(Records from a collection of figures)
━━━━━━━━━━━━━━━━━━━━
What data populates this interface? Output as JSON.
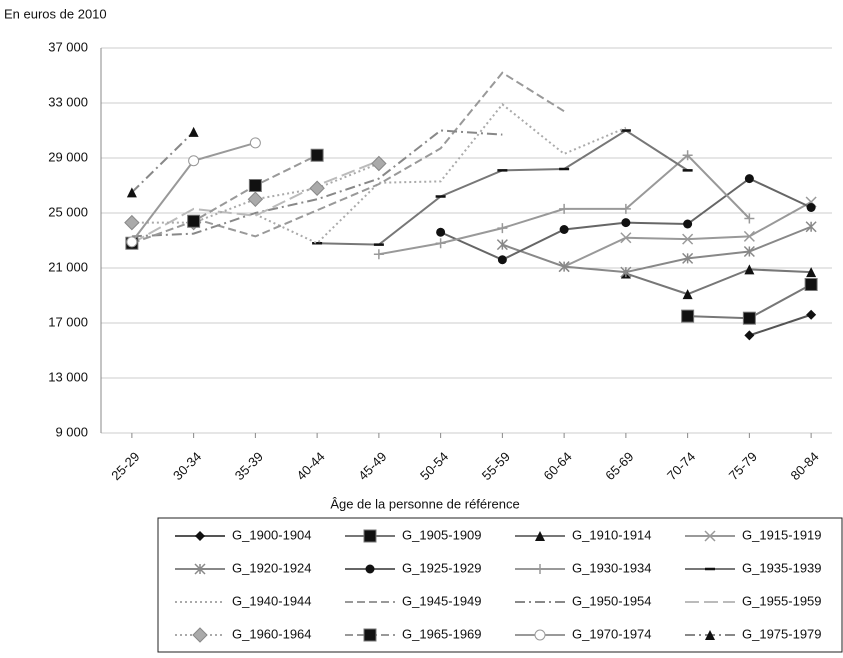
{
  "chart_data": {
    "type": "line",
    "y_unit_label": "En euros de 2010",
    "x_label": "Âge de la personne de référence",
    "categories": [
      "25-29",
      "30-34",
      "35-39",
      "40-44",
      "45-49",
      "50-54",
      "55-59",
      "60-64",
      "65-69",
      "70-74",
      "75-79",
      "80-84"
    ],
    "ylim": [
      9000,
      37000
    ],
    "yticks": [
      {
        "value": 9000,
        "label": "9 000"
      },
      {
        "value": 13000,
        "label": "13 000"
      },
      {
        "value": 17000,
        "label": "17 000"
      },
      {
        "value": 21000,
        "label": "21 000"
      },
      {
        "value": 25000,
        "label": "25 000"
      },
      {
        "value": 29000,
        "label": "29 000"
      },
      {
        "value": 33000,
        "label": "33 000"
      },
      {
        "value": 37000,
        "label": "37 000"
      }
    ],
    "series": [
      {
        "name": "G_1900-1904",
        "color": "#555555",
        "style": "solid",
        "marker": "diamond",
        "values": [
          null,
          null,
          null,
          null,
          null,
          null,
          null,
          null,
          null,
          null,
          16100,
          17600
        ]
      },
      {
        "name": "G_1905-1909",
        "color": "#777777",
        "style": "solid",
        "marker": "square",
        "values": [
          null,
          null,
          null,
          null,
          null,
          null,
          null,
          null,
          null,
          17500,
          17350,
          19800
        ]
      },
      {
        "name": "G_1910-1914",
        "color": "#777777",
        "style": "solid",
        "marker": "triangle",
        "values": [
          null,
          null,
          null,
          null,
          null,
          null,
          null,
          null,
          20600,
          19100,
          20900,
          20700
        ]
      },
      {
        "name": "G_1915-1919",
        "color": "#999999",
        "style": "solid",
        "marker": "x",
        "values": [
          null,
          null,
          null,
          null,
          null,
          null,
          null,
          21100,
          23200,
          23100,
          23300,
          25800
        ]
      },
      {
        "name": "G_1920-1924",
        "color": "#888888",
        "style": "solid",
        "marker": "star",
        "values": [
          null,
          null,
          null,
          null,
          null,
          null,
          22700,
          21100,
          20700,
          21700,
          22200,
          24000
        ]
      },
      {
        "name": "G_1925-1929",
        "color": "#666666",
        "style": "solid",
        "marker": "circle",
        "values": [
          null,
          null,
          null,
          null,
          null,
          23600,
          21600,
          23800,
          24300,
          24200,
          27500,
          25400
        ]
      },
      {
        "name": "G_1930-1934",
        "color": "#999999",
        "style": "solid",
        "marker": "plus",
        "values": [
          null,
          null,
          null,
          null,
          22000,
          22800,
          23900,
          25300,
          25300,
          29200,
          24600,
          null
        ]
      },
      {
        "name": "G_1935-1939",
        "color": "#777777",
        "style": "solid",
        "marker": "dash",
        "values": [
          null,
          null,
          null,
          22800,
          22700,
          26200,
          28100,
          28200,
          31000,
          28100,
          null,
          null
        ]
      },
      {
        "name": "G_1940-1944",
        "color": "#aaaaaa",
        "style": "dotted",
        "marker": "none",
        "values": [
          null,
          null,
          24900,
          22800,
          27200,
          27300,
          32900,
          29300,
          31200,
          null,
          null,
          null
        ]
      },
      {
        "name": "G_1945-1949",
        "color": "#999999",
        "style": "dashed",
        "marker": "none",
        "values": [
          null,
          24600,
          23300,
          25200,
          27100,
          29700,
          35200,
          32400,
          null,
          null,
          null,
          null
        ]
      },
      {
        "name": "G_1950-1954",
        "color": "#888888",
        "style": "dashdot",
        "marker": "none",
        "values": [
          23300,
          23500,
          25000,
          26000,
          27500,
          31000,
          30700,
          null,
          null,
          null,
          null,
          null
        ]
      },
      {
        "name": "G_1955-1959",
        "color": "#bbbbbb",
        "style": "longdash",
        "marker": "none",
        "values": [
          22800,
          25300,
          24800,
          27000,
          28800,
          null,
          null,
          null,
          null,
          null,
          null,
          null
        ]
      },
      {
        "name": "G_1960-1964",
        "color": "#aaaaaa",
        "style": "dotted",
        "marker": "diamond-gray",
        "values": [
          24300,
          24300,
          26000,
          26800,
          28600,
          null,
          null,
          null,
          null,
          null,
          null,
          null
        ]
      },
      {
        "name": "G_1965-1969",
        "color": "#999999",
        "style": "dashed",
        "marker": "square",
        "values": [
          22800,
          24400,
          27000,
          29200,
          null,
          null,
          null,
          null,
          null,
          null,
          null,
          null
        ]
      },
      {
        "name": "G_1970-1974",
        "color": "#999999",
        "style": "solid",
        "marker": "circle-open",
        "values": [
          22900,
          28800,
          30100,
          null,
          null,
          null,
          null,
          null,
          null,
          null,
          null,
          null
        ]
      },
      {
        "name": "G_1975-1979",
        "color": "#888888",
        "style": "dashdot",
        "marker": "triangle",
        "values": [
          26500,
          30900,
          null,
          null,
          null,
          null,
          null,
          null,
          null,
          null,
          null,
          null
        ]
      }
    ]
  }
}
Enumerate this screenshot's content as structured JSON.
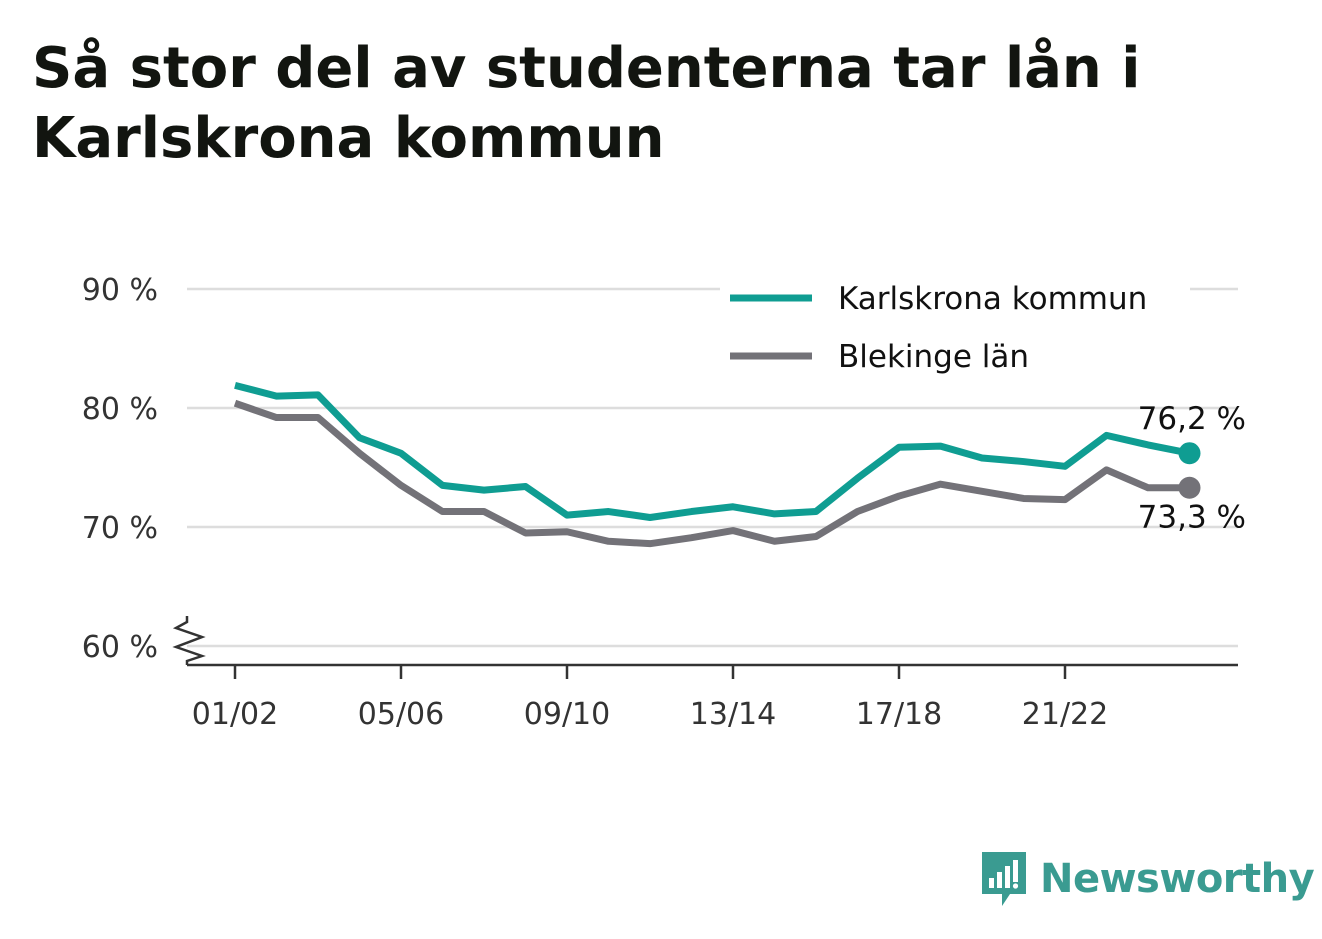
{
  "title": "Så stor del av studenterna tar lån i Karlskrona kommun",
  "brand": {
    "name": "Newsworthy",
    "icon": "bar-chart-speech-bubble-icon",
    "color": "#3a9b91"
  },
  "colors": {
    "karlskrona": "#0f9d92",
    "blekinge": "#737278",
    "grid": "#dddddd",
    "axis": "#333333"
  },
  "chart_data": {
    "type": "line",
    "title": "Så stor del av studenterna tar lån i Karlskrona kommun",
    "xlabel": "",
    "ylabel": "",
    "y_unit": " %",
    "ylim": [
      60,
      90
    ],
    "y_ticks": [
      60,
      70,
      80,
      90
    ],
    "y_tick_labels": [
      "60 %",
      "70 %",
      "80 %",
      "90 %"
    ],
    "axis_break": true,
    "grid": true,
    "legend_position": "top-right",
    "x": [
      "01/02",
      "02/03",
      "03/04",
      "04/05",
      "05/06",
      "06/07",
      "07/08",
      "08/09",
      "09/10",
      "10/11",
      "11/12",
      "12/13",
      "13/14",
      "14/15",
      "15/16",
      "16/17",
      "17/18",
      "18/19",
      "19/20",
      "20/21",
      "21/22",
      "22/23",
      "23/24",
      "24/25"
    ],
    "x_tick_labels": [
      "01/02",
      "05/06",
      "09/10",
      "13/14",
      "17/18",
      "21/22"
    ],
    "series": [
      {
        "name": "Karlskrona kommun",
        "color": "#0f9d92",
        "values": [
          81.9,
          81.0,
          81.1,
          77.5,
          76.2,
          73.5,
          73.1,
          73.4,
          71.0,
          71.3,
          70.8,
          71.3,
          71.7,
          71.1,
          71.3,
          74.1,
          76.7,
          76.8,
          75.8,
          75.5,
          75.1,
          77.7,
          76.9,
          76.2
        ],
        "end_label": "76,2 %"
      },
      {
        "name": "Blekinge län",
        "color": "#737278",
        "values": [
          80.4,
          79.2,
          79.2,
          76.2,
          73.5,
          71.3,
          71.3,
          69.5,
          69.6,
          68.8,
          68.6,
          69.1,
          69.7,
          68.8,
          69.2,
          71.3,
          72.6,
          73.6,
          73.0,
          72.4,
          72.3,
          74.8,
          73.3,
          73.3
        ],
        "end_label": "73,3 %"
      }
    ]
  }
}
━━━━━━━━━━━━━━━━━━━━
Your task is to set down the records shown above exactly, minus any pictures.

> _Final result_:
What data populates this interface? Output as JSON.
{
  "chart_data": {
    "type": "line",
    "y_unit_label": "En euros de 2010",
    "x_label": "Âge de la personne de référence",
    "categories": [
      "25-29",
      "30-34",
      "35-39",
      "40-44",
      "45-49",
      "50-54",
      "55-59",
      "60-64",
      "65-69",
      "70-74",
      "75-79",
      "80-84"
    ],
    "ylim": [
      9000,
      37000
    ],
    "yticks": [
      {
        "value": 9000,
        "label": "9 000"
      },
      {
        "value": 13000,
        "label": "13 000"
      },
      {
        "value": 17000,
        "label": "17 000"
      },
      {
        "value": 21000,
        "label": "21 000"
      },
      {
        "value": 25000,
        "label": "25 000"
      },
      {
        "value": 29000,
        "label": "29 000"
      },
      {
        "value": 33000,
        "label": "33 000"
      },
      {
        "value": 37000,
        "label": "37 000"
      }
    ],
    "series": [
      {
        "name": "G_1900-1904",
        "color": "#555555",
        "style": "solid",
        "marker": "diamond",
        "values": [
          null,
          null,
          null,
          null,
          null,
          null,
          null,
          null,
          null,
          null,
          16100,
          17600
        ]
      },
      {
        "name": "G_1905-1909",
        "color": "#777777",
        "style": "solid",
        "marker": "square",
        "values": [
          null,
          null,
          null,
          null,
          null,
          null,
          null,
          null,
          null,
          17500,
          17350,
          19800
        ]
      },
      {
        "name": "G_1910-1914",
        "color": "#777777",
        "style": "solid",
        "marker": "triangle",
        "values": [
          null,
          null,
          null,
          null,
          null,
          null,
          null,
          null,
          20600,
          19100,
          20900,
          20700
        ]
      },
      {
        "name": "G_1915-1919",
        "color": "#999999",
        "style": "solid",
        "marker": "x",
        "values": [
          null,
          null,
          null,
          null,
          null,
          null,
          null,
          21100,
          23200,
          23100,
          23300,
          25800
        ]
      },
      {
        "name": "G_1920-1924",
        "color": "#888888",
        "style": "solid",
        "marker": "star",
        "values": [
          null,
          null,
          null,
          null,
          null,
          null,
          22700,
          21100,
          20700,
          21700,
          22200,
          24000
        ]
      },
      {
        "name": "G_1925-1929",
        "color": "#666666",
        "style": "solid",
        "marker": "circle",
        "values": [
          null,
          null,
          null,
          null,
          null,
          23600,
          21600,
          23800,
          24300,
          24200,
          27500,
          25400
        ]
      },
      {
        "name": "G_1930-1934",
        "color": "#999999",
        "style": "solid",
        "marker": "plus",
        "values": [
          null,
          null,
          null,
          null,
          22000,
          22800,
          23900,
          25300,
          25300,
          29200,
          24600,
          null
        ]
      },
      {
        "name": "G_1935-1939",
        "color": "#777777",
        "style": "solid",
        "marker": "dash",
        "values": [
          null,
          null,
          null,
          22800,
          22700,
          26200,
          28100,
          28200,
          31000,
          28100,
          null,
          null
        ]
      },
      {
        "name": "G_1940-1944",
        "color": "#aaaaaa",
        "style": "dotted",
        "marker": "none",
        "values": [
          null,
          null,
          24900,
          22800,
          27200,
          27300,
          32900,
          29300,
          31200,
          null,
          null,
          null
        ]
      },
      {
        "name": "G_1945-1949",
        "color": "#999999",
        "style": "dashed",
        "marker": "none",
        "values": [
          null,
          24600,
          23300,
          25200,
          27100,
          29700,
          35200,
          32400,
          null,
          null,
          null,
          null
        ]
      },
      {
        "name": "G_1950-1954",
        "color": "#888888",
        "style": "dashdot",
        "marker": "none",
        "values": [
          23300,
          23500,
          25000,
          26000,
          27500,
          31000,
          30700,
          null,
          null,
          null,
          null,
          null
        ]
      },
      {
        "name": "G_1955-1959",
        "color": "#bbbbbb",
        "style": "longdash",
        "marker": "none",
        "values": [
          22800,
          25300,
          24800,
          27000,
          28800,
          null,
          null,
          null,
          null,
          null,
          null,
          null
        ]
      },
      {
        "name": "G_1960-1964",
        "color": "#aaaaaa",
        "style": "dotted",
        "marker": "diamond-gray",
        "values": [
          24300,
          24300,
          26000,
          26800,
          28600,
          null,
          null,
          null,
          null,
          null,
          null,
          null
        ]
      },
      {
        "name": "G_1965-1969",
        "color": "#999999",
        "style": "dashed",
        "marker": "square",
        "values": [
          22800,
          24400,
          27000,
          29200,
          null,
          null,
          null,
          null,
          null,
          null,
          null,
          null
        ]
      },
      {
        "name": "G_1970-1974",
        "color": "#999999",
        "style": "solid",
        "marker": "circle-open",
        "values": [
          22900,
          28800,
          30100,
          null,
          null,
          null,
          null,
          null,
          null,
          null,
          null,
          null
        ]
      },
      {
        "name": "G_1975-1979",
        "color": "#888888",
        "style": "dashdot",
        "marker": "triangle",
        "values": [
          26500,
          30900,
          null,
          null,
          null,
          null,
          null,
          null,
          null,
          null,
          null,
          null
        ]
      }
    ]
  }
}
Enumerate this screenshot's content as structured JSON.
{
  "title": "Så stor del av studenterna tar lån i Karlskrona kommun",
  "brand": {
    "name": "Newsworthy",
    "icon": "bar-chart-speech-bubble-icon",
    "color": "#3a9b91"
  },
  "colors": {
    "karlskrona": "#0f9d92",
    "blekinge": "#737278",
    "grid": "#dddddd",
    "axis": "#333333"
  },
  "chart_data": {
    "type": "line",
    "title": "Så stor del av studenterna tar lån i Karlskrona kommun",
    "xlabel": "",
    "ylabel": "",
    "y_unit": " %",
    "ylim": [
      60,
      90
    ],
    "y_ticks": [
      60,
      70,
      80,
      90
    ],
    "y_tick_labels": [
      "60 %",
      "70 %",
      "80 %",
      "90 %"
    ],
    "axis_break": true,
    "grid": true,
    "legend_position": "top-right",
    "x": [
      "01/02",
      "02/03",
      "03/04",
      "04/05",
      "05/06",
      "06/07",
      "07/08",
      "08/09",
      "09/10",
      "10/11",
      "11/12",
      "12/13",
      "13/14",
      "14/15",
      "15/16",
      "16/17",
      "17/18",
      "18/19",
      "19/20",
      "20/21",
      "21/22",
      "22/23",
      "23/24",
      "24/25"
    ],
    "x_tick_labels": [
      "01/02",
      "05/06",
      "09/10",
      "13/14",
      "17/18",
      "21/22"
    ],
    "series": [
      {
        "name": "Karlskrona kommun",
        "color": "#0f9d92",
        "values": [
          81.9,
          81.0,
          81.1,
          77.5,
          76.2,
          73.5,
          73.1,
          73.4,
          71.0,
          71.3,
          70.8,
          71.3,
          71.7,
          71.1,
          71.3,
          74.1,
          76.7,
          76.8,
          75.8,
          75.5,
          75.1,
          77.7,
          76.9,
          76.2
        ],
        "end_label": "76,2 %"
      },
      {
        "name": "Blekinge län",
        "color": "#737278",
        "values": [
          80.4,
          79.2,
          79.2,
          76.2,
          73.5,
          71.3,
          71.3,
          69.5,
          69.6,
          68.8,
          68.6,
          69.1,
          69.7,
          68.8,
          69.2,
          71.3,
          72.6,
          73.6,
          73.0,
          72.4,
          72.3,
          74.8,
          73.3,
          73.3
        ],
        "end_label": "73,3 %"
      }
    ]
  }
}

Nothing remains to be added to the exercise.